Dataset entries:

####

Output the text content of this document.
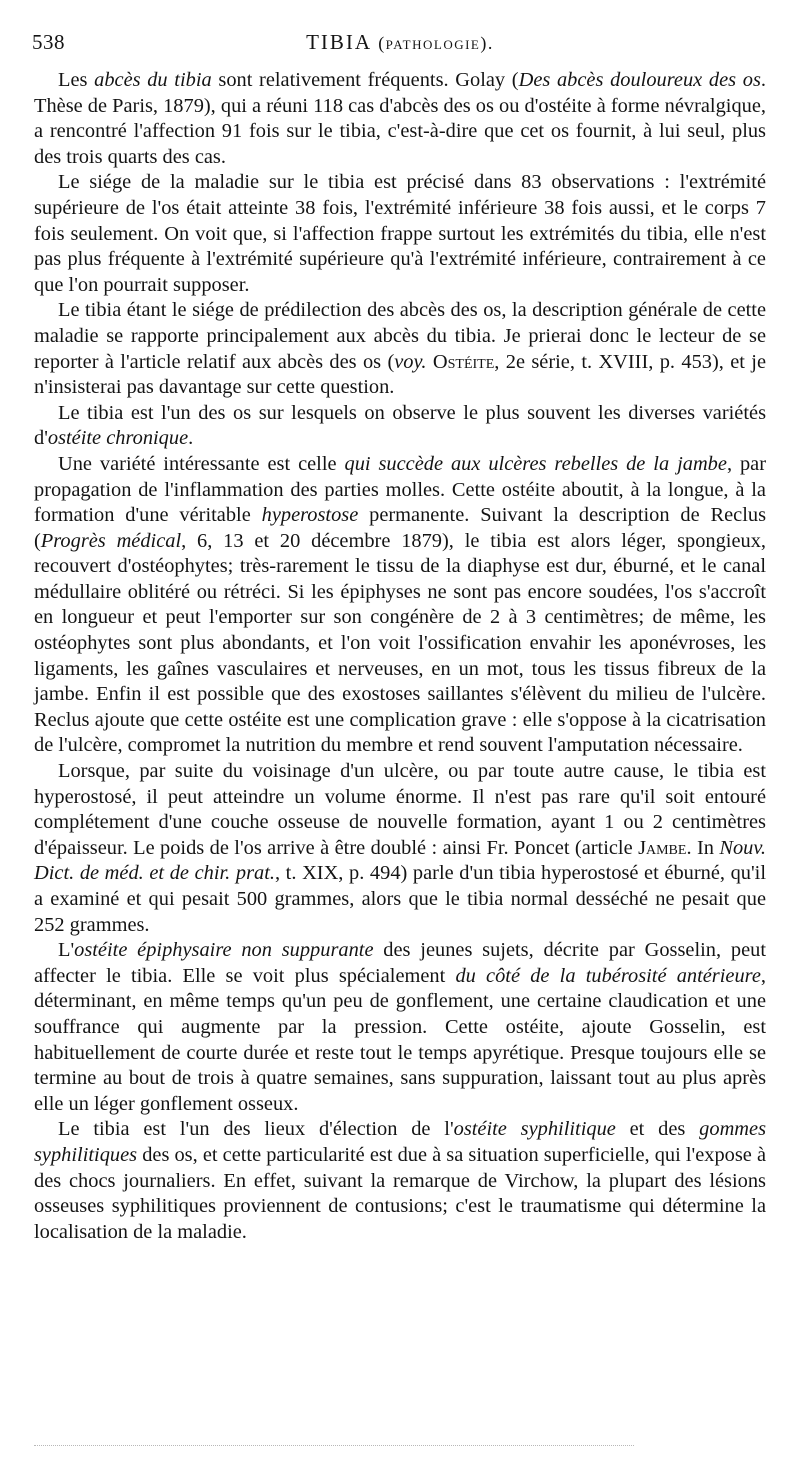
538	TIBIA (pathologie).

Les abcès du tibia sont relativement fréquents. Golay (Des abcès douloureux des os. Thèse de Paris, 1879), qui a réuni 118 cas d'abcès des os ou d'ostéite à forme névralgique, a rencontré l'affection 91 fois sur le tibia, c'est-à-dire que cet os fournit, à lui seul, plus des trois quarts des cas.

Le siége de la maladie sur le tibia est précisé dans 83 observations : l'extrémité supérieure de l'os était atteinte 38 fois, l'extrémité inférieure 38 fois aussi, et le corps 7 fois seulement. On voit que, si l'affection frappe surtout les extrémités du tibia, elle n'est pas plus fréquente à l'extrémité supérieure qu'à l'extrémité inférieure, contrairement à ce que l'on pourrait supposer.

Le tibia étant le siége de prédilection des abcès des os, la description générale de cette maladie se rapporte principalement aux abcès du tibia. Je prierai donc le lecteur de se reporter à l'article relatif aux abcès des os (voy. Ostéite, 2e série, t. XVIII, p. 453), et je n'insisterai pas davantage sur cette question.

Le tibia est l'un des os sur lesquels on observe le plus souvent les diverses variétés d'ostéite chronique.

Une variété intéressante est celle qui succède aux ulcères rebelles de la jambe, par propagation de l'inflammation des parties molles. Cette ostéite aboutit, à la longue, à la formation d'une véritable hyperostose permanente. Suivant la description de Reclus (Progrès médical, 6, 13 et 20 décembre 1879), le tibia est alors léger, spongieux, recouvert d'ostéophytes; très-rarement le tissu de la diaphyse est dur, éburné, et le canal médullaire oblitéré ou rétréci. Si les épiphyses ne sont pas encore soudées, l'os s'accroît en longueur et peut l'emporter sur son congénère de 2 à 3 centimètres; de même, les ostéophytes sont plus abondants, et l'on voit l'ossification envahir les aponévroses, les ligaments, les gaînes vasculaires et nerveuses, en un mot, tous les tissus fibreux de la jambe. Enfin il est possible que des exostoses saillantes s'élèvent du milieu de l'ulcère. Reclus ajoute que cette ostéite est une complication grave : elle s'oppose à la cicatrisation de l'ulcère, compromet la nutrition du membre et rend souvent l'amputation nécessaire.

Lorsque, par suite du voisinage d'un ulcère, ou par toute autre cause, le tibia est hyperostosé, il peut atteindre un volume énorme. Il n'est pas rare qu'il soit entouré complétement d'une couche osseuse de nouvelle formation, ayant 1 ou 2 centimètres d'épaisseur. Le poids de l'os arrive à être doublé : ainsi Fr. Poncet (article Jambe. In Nouv. Dict. de méd. et de chir. prat., t. XIX, p. 494) parle d'un tibia hyperostosé et éburné, qu'il a examiné et qui pesait 500 grammes, alors que le tibia normal desséché ne pesait que 252 grammes.

L'ostéite épiphysaire non suppurante des jeunes sujets, décrite par Gosselin, peut affecter le tibia. Elle se voit plus spécialement du côté de la tubérosité antérieure, déterminant, en même temps qu'un peu de gonflement, une certaine claudication et une souffrance qui augmente par la pression. Cette ostéite, ajoute Gosselin, est habituellement de courte durée et reste tout le temps apyrétique. Presque toujours elle se termine au bout de trois à quatre semaines, sans suppuration, laissant tout au plus après elle un léger gonflement osseux.

Le tibia est l'un des lieux d'élection de l'ostéite syphilitique et des gommes syphilitiques des os, et cette particularité est due à sa situation superficielle, qui l'expose à des chocs journaliers. En effet, suivant la remarque de Virchow, la plupart des lésions osseuses syphilitiques proviennent de contusions; c'est le traumatisme qui détermine la localisation de la maladie.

####

Leaving the pictures aside, transcribe the entire listing exactly.

■ **Task result**:
Output the text content of this document.
538	TIBIA (pathologie).

Les abcès du tibia sont relativement fréquents. Golay (Des abcès douloureux des os. Thèse de Paris, 1879), qui a réuni 118 cas d'abcès des os ou d'ostéite à forme névralgique, a rencontré l'affection 91 fois sur le tibia, c'est-à-dire que cet os fournit, à lui seul, plus des trois quarts des cas.

Le siége de la maladie sur le tibia est précisé dans 83 observations : l'extrémité supérieure de l'os était atteinte 38 fois, l'extrémité inférieure 38 fois aussi, et le corps 7 fois seulement. On voit que, si l'affection frappe surtout les extrémités du tibia, elle n'est pas plus fréquente à l'extrémité supérieure qu'à l'extrémité inférieure, contrairement à ce que l'on pourrait supposer.

Le tibia étant le siége de prédilection des abcès des os, la description générale de cette maladie se rapporte principalement aux abcès du tibia. Je prierai donc le lecteur de se reporter à l'article relatif aux abcès des os (voy. Ostéite, 2e série, t. XVIII, p. 453), et je n'insisterai pas davantage sur cette question.

Le tibia est l'un des os sur lesquels on observe le plus souvent les diverses variétés d'ostéite chronique.

Une variété intéressante est celle qui succède aux ulcères rebelles de la jambe, par propagation de l'inflammation des parties molles. Cette ostéite aboutit, à la longue, à la formation d'une véritable hyperostose permanente. Suivant la description de Reclus (Progrès médical, 6, 13 et 20 décembre 1879), le tibia est alors léger, spongieux, recouvert d'ostéophytes; très-rarement le tissu de la diaphyse est dur, éburné, et le canal médullaire oblitéré ou rétréci. Si les épiphyses ne sont pas encore soudées, l'os s'accroît en longueur et peut l'emporter sur son congénère de 2 à 3 centimètres; de même, les ostéophytes sont plus abondants, et l'on voit l'ossification envahir les aponévroses, les ligaments, les gaînes vasculaires et nerveuses, en un mot, tous les tissus fibreux de la jambe. Enfin il est possible que des exostoses saillantes s'élèvent du milieu de l'ulcère. Reclus ajoute que cette ostéite est une complication grave : elle s'oppose à la cicatrisation de l'ulcère, compromet la nutrition du membre et rend souvent l'amputation nécessaire.

Lorsque, par suite du voisinage d'un ulcère, ou par toute autre cause, le tibia est hyperostosé, il peut atteindre un volume énorme. Il n'est pas rare qu'il soit entouré complétement d'une couche osseuse de nouvelle formation, ayant 1 ou 2 centimètres d'épaisseur. Le poids de l'os arrive à être doublé : ainsi Fr. Poncet (article Jambe. In Nouv. Dict. de méd. et de chir. prat., t. XIX, p. 494) parle d'un tibia hyperostosé et éburné, qu'il a examiné et qui pesait 500 grammes, alors que le tibia normal desséché ne pesait que 252 grammes.

L'ostéite épiphysaire non suppurante des jeunes sujets, décrite par Gosselin, peut affecter le tibia. Elle se voit plus spécialement du côté de la tubérosité antérieure, déterminant, en même temps qu'un peu de gonflement, une certaine claudication et une souffrance qui augmente par la pression. Cette ostéite, ajoute Gosselin, est habituellement de courte durée et reste tout le temps apyrétique. Presque toujours elle se termine au bout de trois à quatre semaines, sans suppuration, laissant tout au plus après elle un léger gonflement osseux.

Le tibia est l'un des lieux d'élection de l'ostéite syphilitique et des gommes syphilitiques des os, et cette particularité est due à sa situation superficielle, qui l'expose à des chocs journaliers. En effet, suivant la remarque de Virchow, la plupart des lésions osseuses syphilitiques proviennent de contusions; c'est le traumatisme qui détermine la localisation de la maladie.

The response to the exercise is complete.